**DIRECTION**
How many lines in the records below hold the string "university"? Answer with the number alone.

Stored data
########################################

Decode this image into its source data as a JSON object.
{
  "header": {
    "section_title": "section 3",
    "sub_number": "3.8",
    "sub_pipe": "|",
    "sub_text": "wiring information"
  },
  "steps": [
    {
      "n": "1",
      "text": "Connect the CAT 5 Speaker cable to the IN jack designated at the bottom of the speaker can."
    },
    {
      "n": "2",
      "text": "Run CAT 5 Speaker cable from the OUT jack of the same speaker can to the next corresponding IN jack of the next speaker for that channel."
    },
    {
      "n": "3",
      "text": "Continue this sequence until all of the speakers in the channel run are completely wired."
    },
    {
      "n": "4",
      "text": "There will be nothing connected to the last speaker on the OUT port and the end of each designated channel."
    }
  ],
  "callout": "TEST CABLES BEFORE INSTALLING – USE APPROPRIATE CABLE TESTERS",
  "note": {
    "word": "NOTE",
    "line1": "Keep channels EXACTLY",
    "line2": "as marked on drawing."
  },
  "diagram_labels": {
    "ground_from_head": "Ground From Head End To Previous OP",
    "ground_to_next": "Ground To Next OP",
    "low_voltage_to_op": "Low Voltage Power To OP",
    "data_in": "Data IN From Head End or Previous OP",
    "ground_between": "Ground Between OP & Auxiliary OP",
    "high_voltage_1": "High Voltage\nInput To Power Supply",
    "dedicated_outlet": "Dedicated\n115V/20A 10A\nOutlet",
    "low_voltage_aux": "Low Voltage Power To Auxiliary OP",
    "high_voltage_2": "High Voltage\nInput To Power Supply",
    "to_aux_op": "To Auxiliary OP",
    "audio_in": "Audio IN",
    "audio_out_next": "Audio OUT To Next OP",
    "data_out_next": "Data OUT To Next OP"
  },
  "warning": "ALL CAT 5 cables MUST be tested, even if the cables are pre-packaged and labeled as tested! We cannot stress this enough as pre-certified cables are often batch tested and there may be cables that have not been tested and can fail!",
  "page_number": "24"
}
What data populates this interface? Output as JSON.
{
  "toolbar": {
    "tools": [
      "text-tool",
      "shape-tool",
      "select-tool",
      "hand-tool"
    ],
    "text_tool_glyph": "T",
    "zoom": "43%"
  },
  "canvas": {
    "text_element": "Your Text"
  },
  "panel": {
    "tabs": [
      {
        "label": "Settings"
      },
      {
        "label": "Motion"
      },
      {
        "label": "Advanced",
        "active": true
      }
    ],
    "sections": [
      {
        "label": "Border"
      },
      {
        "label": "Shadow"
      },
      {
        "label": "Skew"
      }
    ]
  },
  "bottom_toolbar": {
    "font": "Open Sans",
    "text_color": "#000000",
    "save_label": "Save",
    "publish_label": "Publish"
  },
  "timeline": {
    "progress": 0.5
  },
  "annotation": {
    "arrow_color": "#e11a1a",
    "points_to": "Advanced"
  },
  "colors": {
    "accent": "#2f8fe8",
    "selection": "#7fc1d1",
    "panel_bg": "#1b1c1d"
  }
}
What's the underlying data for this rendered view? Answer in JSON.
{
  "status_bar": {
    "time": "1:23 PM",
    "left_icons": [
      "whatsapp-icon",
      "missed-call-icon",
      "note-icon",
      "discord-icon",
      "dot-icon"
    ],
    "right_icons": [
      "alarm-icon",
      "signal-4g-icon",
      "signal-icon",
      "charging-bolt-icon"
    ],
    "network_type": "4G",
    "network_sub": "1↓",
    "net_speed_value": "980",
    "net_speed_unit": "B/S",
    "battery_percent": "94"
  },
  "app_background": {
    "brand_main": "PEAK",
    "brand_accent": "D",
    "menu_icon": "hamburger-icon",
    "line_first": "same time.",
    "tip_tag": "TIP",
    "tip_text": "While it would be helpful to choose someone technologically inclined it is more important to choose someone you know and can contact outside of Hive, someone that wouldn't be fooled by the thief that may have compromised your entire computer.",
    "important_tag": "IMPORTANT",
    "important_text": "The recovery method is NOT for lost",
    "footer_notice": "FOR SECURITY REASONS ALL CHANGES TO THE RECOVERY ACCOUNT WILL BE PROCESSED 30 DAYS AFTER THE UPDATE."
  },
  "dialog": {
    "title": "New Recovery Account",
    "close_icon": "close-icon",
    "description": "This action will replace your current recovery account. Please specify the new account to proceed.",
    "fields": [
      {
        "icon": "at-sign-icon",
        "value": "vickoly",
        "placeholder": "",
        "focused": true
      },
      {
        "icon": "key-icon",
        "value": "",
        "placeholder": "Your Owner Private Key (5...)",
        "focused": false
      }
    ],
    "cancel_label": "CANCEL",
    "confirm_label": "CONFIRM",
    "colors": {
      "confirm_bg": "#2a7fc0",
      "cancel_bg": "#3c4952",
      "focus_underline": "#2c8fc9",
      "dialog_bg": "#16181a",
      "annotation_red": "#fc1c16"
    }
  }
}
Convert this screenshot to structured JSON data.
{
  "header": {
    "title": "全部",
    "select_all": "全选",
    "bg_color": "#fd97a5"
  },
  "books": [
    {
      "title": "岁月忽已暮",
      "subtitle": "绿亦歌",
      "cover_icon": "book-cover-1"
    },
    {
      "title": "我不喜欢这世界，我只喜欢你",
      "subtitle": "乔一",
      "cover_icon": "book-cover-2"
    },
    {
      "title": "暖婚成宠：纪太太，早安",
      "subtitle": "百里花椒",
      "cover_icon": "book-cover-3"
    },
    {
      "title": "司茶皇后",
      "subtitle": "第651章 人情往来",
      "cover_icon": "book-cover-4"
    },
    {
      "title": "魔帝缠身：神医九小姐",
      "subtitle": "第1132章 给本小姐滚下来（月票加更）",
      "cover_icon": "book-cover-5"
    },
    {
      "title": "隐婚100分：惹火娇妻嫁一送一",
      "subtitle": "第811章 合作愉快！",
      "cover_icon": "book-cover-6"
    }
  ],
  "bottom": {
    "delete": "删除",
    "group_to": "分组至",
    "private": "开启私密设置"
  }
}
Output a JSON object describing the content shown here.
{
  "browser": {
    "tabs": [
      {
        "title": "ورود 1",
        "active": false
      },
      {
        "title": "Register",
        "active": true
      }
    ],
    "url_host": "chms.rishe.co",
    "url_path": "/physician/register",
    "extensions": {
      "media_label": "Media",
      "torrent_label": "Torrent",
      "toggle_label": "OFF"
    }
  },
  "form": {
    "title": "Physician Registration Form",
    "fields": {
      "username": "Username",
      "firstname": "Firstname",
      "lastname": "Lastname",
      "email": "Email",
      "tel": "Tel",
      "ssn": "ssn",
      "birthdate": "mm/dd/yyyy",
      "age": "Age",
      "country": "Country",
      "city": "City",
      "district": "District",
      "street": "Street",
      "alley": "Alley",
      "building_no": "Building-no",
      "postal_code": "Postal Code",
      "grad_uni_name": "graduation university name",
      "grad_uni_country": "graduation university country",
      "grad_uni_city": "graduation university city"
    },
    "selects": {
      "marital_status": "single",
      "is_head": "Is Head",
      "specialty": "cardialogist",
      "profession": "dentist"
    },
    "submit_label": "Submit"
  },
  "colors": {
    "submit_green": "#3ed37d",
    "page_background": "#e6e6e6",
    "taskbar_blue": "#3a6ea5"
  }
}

########################################

**WRITTEN SOLUTION**
3